── DATA EXCERPTS ──
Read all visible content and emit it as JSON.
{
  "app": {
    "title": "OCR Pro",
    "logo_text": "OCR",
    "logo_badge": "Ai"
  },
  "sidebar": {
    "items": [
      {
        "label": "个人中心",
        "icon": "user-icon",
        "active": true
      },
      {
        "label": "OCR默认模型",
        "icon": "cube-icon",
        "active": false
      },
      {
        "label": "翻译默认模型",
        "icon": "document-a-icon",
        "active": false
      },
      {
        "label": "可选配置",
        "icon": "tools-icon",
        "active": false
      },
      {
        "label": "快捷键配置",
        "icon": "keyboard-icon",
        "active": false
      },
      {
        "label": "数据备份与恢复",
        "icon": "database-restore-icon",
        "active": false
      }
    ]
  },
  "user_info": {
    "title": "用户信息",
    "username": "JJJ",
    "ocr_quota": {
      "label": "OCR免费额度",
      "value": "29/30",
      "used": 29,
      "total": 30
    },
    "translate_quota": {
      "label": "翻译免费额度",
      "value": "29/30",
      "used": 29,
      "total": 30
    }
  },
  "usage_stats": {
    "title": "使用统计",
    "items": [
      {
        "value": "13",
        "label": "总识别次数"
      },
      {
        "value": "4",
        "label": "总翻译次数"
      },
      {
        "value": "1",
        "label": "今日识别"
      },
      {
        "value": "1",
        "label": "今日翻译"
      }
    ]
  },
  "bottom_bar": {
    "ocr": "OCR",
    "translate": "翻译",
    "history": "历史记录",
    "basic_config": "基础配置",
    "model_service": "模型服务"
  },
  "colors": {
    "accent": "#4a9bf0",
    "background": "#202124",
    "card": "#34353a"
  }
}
───
* _GOAL OF THE EXERCISE_:
Using the entries above, return each line that includes the word "icon".

* _RESPONSE_:
        "icon": "user-icon",
        "icon": "cube-icon",
        "icon": "document-a-icon",
        "icon": "tools-icon",
        "icon": "keyboard-icon",
        "icon": "database-restore-icon",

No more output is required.